__Excerpted data__
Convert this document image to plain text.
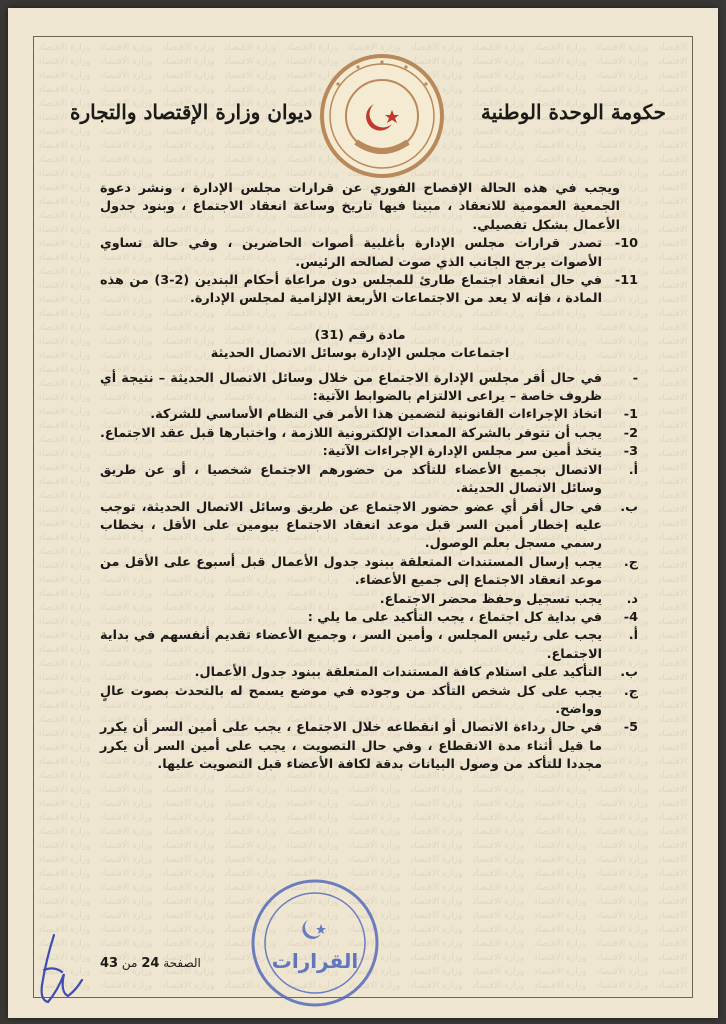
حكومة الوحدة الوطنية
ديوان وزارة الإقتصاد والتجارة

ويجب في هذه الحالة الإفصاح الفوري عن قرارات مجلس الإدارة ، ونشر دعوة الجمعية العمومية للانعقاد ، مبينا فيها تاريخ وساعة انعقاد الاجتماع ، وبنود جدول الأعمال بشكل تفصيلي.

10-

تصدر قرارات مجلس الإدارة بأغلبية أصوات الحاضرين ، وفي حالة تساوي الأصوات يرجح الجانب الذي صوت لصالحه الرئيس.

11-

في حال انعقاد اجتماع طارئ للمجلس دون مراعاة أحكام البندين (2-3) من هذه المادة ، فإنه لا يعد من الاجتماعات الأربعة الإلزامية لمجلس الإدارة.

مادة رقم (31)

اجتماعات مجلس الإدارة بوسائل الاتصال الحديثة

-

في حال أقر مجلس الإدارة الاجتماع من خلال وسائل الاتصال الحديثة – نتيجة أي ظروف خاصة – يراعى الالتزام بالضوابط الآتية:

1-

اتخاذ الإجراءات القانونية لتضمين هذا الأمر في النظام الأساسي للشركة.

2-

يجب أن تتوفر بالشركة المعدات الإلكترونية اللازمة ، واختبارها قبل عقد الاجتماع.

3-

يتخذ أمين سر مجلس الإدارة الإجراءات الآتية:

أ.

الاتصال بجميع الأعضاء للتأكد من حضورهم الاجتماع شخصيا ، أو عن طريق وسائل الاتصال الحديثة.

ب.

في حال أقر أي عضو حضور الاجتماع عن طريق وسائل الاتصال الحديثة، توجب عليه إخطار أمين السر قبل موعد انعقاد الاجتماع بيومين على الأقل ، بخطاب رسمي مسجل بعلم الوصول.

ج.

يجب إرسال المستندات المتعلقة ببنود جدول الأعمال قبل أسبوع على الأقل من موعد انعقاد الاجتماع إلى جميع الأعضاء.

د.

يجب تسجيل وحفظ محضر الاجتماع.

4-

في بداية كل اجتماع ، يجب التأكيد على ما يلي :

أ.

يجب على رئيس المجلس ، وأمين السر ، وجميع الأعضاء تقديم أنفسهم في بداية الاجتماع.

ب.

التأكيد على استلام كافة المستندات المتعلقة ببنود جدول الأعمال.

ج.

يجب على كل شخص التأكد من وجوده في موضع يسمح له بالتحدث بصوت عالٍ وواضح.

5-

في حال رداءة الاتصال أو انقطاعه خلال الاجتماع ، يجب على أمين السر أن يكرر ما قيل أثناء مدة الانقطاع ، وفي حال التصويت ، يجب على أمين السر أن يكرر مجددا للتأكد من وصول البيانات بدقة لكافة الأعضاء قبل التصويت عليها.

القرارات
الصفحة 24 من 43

__Given instruction__
Reproduce each line word for word and drop the pictures.

__Answer for this exercise__
Convert this document image to plain text.
حكومة الوحدة الوطنية
ديوان وزارة الإقتصاد والتجارة

ويجب في هذه الحالة الإفصاح الفوري عن قرارات مجلس الإدارة ، ونشر دعوة الجمعية العمومية للانعقاد ، مبينا فيها تاريخ وساعة انعقاد الاجتماع ، وبنود جدول الأعمال بشكل تفصيلي.

10-

تصدر قرارات مجلس الإدارة بأغلبية أصوات الحاضرين ، وفي حالة تساوي الأصوات يرجح الجانب الذي صوت لصالحه الرئيس.

11-

في حال انعقاد اجتماع طارئ للمجلس دون مراعاة أحكام البندين (2-3) من هذه المادة ، فإنه لا يعد من الاجتماعات الأربعة الإلزامية لمجلس الإدارة.

مادة رقم (31)

اجتماعات مجلس الإدارة بوسائل الاتصال الحديثة

-

في حال أقر مجلس الإدارة الاجتماع من خلال وسائل الاتصال الحديثة – نتيجة أي ظروف خاصة – يراعى الالتزام بالضوابط الآتية:

1-

اتخاذ الإجراءات القانونية لتضمين هذا الأمر في النظام الأساسي للشركة.

2-

يجب أن تتوفر بالشركة المعدات الإلكترونية اللازمة ، واختبارها قبل عقد الاجتماع.

3-

يتخذ أمين سر مجلس الإدارة الإجراءات الآتية:

أ.

الاتصال بجميع الأعضاء للتأكد من حضورهم الاجتماع شخصيا ، أو عن طريق وسائل الاتصال الحديثة.

ب.

في حال أقر أي عضو حضور الاجتماع عن طريق وسائل الاتصال الحديثة، توجب عليه إخطار أمين السر قبل موعد انعقاد الاجتماع بيومين على الأقل ، بخطاب رسمي مسجل بعلم الوصول.

ج.

يجب إرسال المستندات المتعلقة ببنود جدول الأعمال قبل أسبوع على الأقل من موعد انعقاد الاجتماع إلى جميع الأعضاء.

د.

يجب تسجيل وحفظ محضر الاجتماع.

4-

في بداية كل اجتماع ، يجب التأكيد على ما يلي :

أ.

يجب على رئيس المجلس ، وأمين السر ، وجميع الأعضاء تقديم أنفسهم في بداية الاجتماع.

ب.

التأكيد على استلام كافة المستندات المتعلقة ببنود جدول الأعمال.

ج.

يجب على كل شخص التأكد من وجوده في موضع يسمح له بالتحدث بصوت عالٍ وواضح.

5-

في حال رداءة الاتصال أو انقطاعه خلال الاجتماع ، يجب على أمين السر أن يكرر ما قيل أثناء مدة الانقطاع ، وفي حال التصويت ، يجب على أمين السر أن يكرر مجددا للتأكد من وصول البيانات بدقة لكافة الأعضاء قبل التصويت عليها.

القرارات
الصفحة 24 من 43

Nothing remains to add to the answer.